| WHAT THE TASK ASKS |
Search the data below for the string "studies". Extract every line that contains it.

**** EXERCISE INPUT ****

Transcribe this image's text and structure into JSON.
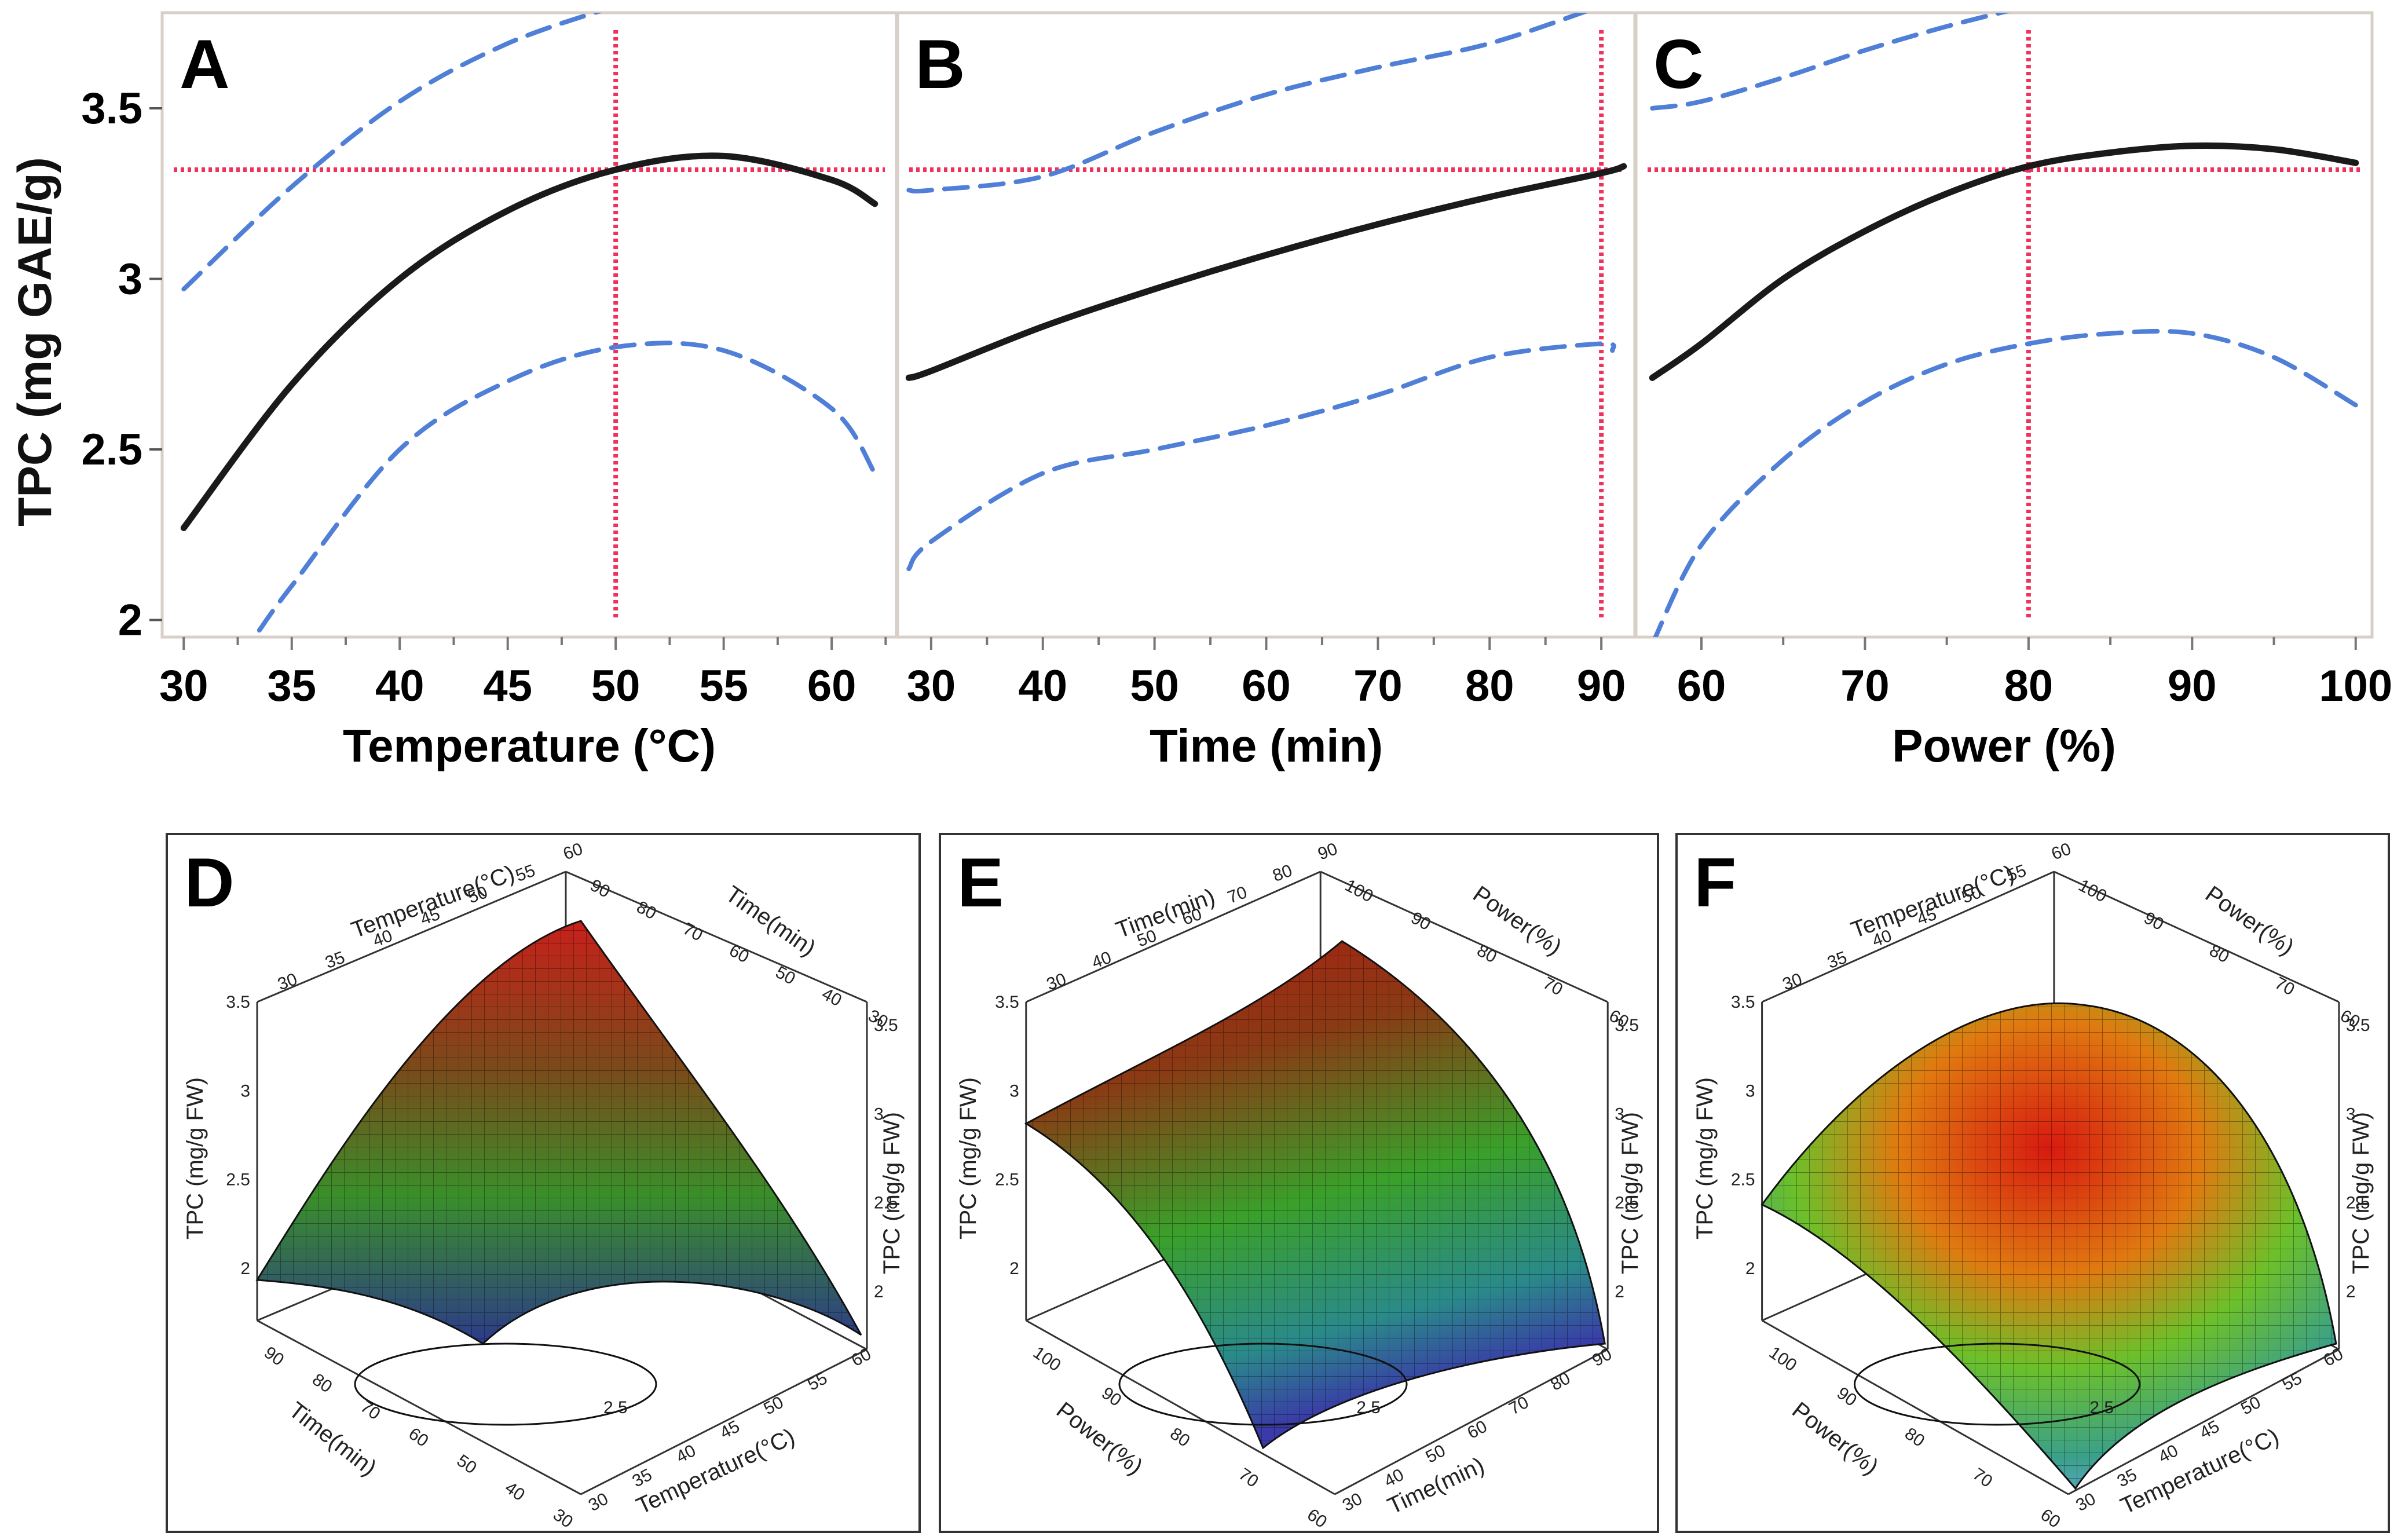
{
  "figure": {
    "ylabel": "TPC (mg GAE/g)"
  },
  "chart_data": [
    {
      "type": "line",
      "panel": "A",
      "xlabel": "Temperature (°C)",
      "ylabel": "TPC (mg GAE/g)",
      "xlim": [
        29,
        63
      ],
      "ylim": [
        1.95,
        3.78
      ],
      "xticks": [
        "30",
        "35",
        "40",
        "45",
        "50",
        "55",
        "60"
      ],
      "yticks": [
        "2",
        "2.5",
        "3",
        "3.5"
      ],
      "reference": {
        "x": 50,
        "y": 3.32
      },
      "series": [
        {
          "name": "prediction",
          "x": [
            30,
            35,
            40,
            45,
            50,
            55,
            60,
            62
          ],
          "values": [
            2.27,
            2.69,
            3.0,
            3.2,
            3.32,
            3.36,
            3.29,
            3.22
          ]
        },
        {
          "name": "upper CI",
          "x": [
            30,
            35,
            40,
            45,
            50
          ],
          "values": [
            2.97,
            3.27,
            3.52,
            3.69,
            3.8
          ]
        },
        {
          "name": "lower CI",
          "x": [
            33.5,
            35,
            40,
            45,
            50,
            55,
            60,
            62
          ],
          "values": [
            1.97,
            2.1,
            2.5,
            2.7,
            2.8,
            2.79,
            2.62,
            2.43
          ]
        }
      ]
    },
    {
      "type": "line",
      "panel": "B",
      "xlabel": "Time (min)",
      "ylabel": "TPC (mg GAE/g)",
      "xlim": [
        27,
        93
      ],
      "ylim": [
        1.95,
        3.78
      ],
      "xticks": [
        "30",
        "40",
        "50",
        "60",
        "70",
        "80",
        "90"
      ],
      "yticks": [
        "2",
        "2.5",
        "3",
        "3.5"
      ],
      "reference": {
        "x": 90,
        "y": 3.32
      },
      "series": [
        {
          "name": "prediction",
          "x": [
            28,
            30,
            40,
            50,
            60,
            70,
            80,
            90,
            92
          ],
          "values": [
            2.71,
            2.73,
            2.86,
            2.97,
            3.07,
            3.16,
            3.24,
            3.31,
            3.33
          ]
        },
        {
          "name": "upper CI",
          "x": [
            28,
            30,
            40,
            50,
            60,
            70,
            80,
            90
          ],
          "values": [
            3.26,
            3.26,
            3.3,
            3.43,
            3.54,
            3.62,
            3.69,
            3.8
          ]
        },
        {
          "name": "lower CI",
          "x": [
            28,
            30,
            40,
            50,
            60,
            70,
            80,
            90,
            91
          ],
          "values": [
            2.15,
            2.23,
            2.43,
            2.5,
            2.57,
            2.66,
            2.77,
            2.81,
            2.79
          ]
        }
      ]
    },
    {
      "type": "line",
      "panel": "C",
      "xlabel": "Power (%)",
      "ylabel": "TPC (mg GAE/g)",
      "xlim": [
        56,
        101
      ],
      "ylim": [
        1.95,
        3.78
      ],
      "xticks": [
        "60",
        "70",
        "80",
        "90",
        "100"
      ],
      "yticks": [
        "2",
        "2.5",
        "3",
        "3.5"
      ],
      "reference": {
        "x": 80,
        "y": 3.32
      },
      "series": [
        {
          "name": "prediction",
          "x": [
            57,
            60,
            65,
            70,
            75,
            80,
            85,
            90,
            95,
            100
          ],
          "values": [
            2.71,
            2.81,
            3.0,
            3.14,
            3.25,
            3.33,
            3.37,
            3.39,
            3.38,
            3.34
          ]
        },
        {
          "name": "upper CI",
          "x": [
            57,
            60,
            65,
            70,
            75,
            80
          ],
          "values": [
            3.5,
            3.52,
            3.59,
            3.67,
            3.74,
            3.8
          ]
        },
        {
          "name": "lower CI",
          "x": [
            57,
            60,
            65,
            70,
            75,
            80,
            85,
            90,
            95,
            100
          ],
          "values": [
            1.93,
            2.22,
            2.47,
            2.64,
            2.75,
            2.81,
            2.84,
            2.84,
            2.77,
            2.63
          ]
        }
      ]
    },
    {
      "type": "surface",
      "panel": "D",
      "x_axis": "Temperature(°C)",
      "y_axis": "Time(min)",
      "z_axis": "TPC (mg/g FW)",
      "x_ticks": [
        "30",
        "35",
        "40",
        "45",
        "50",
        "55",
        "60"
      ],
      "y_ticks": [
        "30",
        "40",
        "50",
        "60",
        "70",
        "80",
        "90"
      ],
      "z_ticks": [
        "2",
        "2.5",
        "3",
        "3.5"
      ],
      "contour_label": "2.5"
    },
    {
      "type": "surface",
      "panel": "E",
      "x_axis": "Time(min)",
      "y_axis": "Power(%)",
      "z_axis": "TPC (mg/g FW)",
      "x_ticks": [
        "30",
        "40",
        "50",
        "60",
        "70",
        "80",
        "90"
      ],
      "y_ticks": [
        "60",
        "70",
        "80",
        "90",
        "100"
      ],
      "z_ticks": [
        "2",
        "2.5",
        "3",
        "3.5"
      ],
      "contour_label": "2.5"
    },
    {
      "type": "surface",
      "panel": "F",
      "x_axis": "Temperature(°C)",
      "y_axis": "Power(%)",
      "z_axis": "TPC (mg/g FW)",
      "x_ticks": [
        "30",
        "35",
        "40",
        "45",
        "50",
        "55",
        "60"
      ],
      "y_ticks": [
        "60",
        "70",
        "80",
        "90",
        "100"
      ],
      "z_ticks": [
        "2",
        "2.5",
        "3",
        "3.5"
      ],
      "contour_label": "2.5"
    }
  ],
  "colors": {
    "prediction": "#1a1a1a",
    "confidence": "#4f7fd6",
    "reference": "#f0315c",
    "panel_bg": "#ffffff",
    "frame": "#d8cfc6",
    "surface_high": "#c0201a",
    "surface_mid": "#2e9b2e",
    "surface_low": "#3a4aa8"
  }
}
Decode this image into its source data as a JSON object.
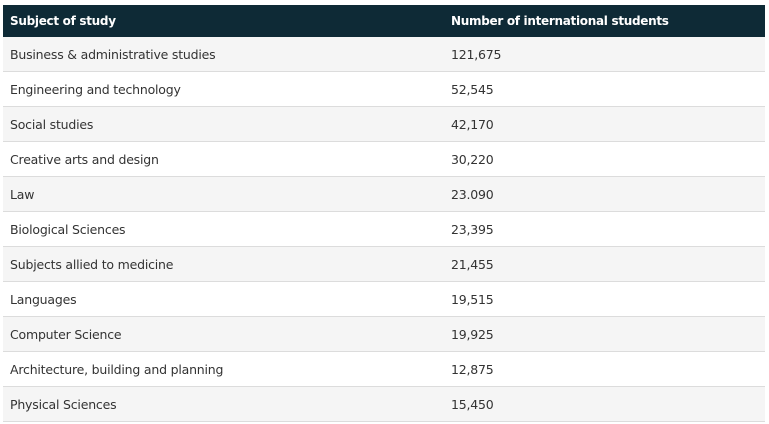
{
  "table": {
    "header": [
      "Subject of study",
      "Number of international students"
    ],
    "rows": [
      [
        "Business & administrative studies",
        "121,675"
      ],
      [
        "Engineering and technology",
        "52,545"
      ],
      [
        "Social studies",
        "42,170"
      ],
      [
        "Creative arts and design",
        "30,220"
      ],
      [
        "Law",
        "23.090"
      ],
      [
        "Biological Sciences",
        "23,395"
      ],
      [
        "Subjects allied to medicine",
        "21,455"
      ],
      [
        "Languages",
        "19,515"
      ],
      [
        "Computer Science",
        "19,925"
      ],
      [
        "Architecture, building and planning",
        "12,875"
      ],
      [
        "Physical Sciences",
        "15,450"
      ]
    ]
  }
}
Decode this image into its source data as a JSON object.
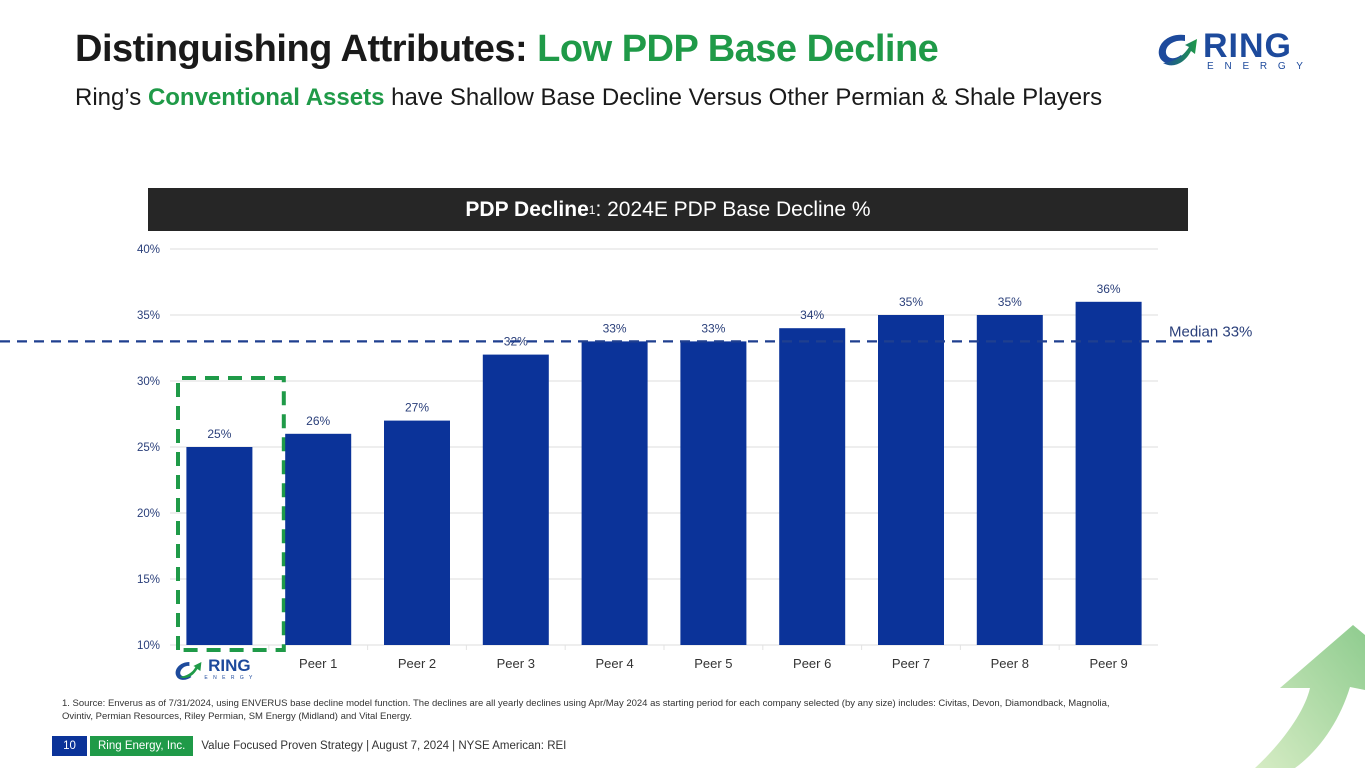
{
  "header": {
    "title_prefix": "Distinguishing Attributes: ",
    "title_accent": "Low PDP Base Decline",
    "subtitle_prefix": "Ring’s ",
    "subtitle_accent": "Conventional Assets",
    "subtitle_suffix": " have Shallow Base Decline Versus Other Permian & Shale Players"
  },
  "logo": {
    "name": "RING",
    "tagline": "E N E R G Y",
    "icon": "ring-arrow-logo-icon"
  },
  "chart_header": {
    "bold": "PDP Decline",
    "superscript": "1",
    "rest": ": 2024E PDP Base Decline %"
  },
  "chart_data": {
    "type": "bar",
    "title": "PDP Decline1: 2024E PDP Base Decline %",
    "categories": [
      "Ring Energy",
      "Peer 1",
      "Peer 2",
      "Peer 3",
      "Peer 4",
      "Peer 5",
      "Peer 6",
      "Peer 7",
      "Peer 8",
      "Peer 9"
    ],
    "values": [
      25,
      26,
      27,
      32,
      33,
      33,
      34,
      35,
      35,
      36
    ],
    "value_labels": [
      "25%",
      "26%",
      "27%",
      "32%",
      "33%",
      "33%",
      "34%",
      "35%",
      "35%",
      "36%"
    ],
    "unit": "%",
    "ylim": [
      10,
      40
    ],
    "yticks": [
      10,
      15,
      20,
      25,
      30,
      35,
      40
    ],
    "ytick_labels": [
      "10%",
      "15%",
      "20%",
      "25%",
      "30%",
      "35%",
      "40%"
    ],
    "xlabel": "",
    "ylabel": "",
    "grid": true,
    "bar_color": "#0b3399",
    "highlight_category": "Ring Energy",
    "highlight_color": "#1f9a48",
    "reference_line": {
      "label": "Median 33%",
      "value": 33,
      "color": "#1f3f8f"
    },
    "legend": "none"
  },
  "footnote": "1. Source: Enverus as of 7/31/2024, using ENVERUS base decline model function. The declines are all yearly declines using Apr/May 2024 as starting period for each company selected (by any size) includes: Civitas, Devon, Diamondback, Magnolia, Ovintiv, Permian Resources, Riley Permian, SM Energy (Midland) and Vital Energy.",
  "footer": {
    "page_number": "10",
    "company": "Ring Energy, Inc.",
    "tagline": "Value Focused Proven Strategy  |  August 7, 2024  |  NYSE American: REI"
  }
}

****

| EXERCISE OUTPUT |
        "Business & administrative studies",
        "Social studies",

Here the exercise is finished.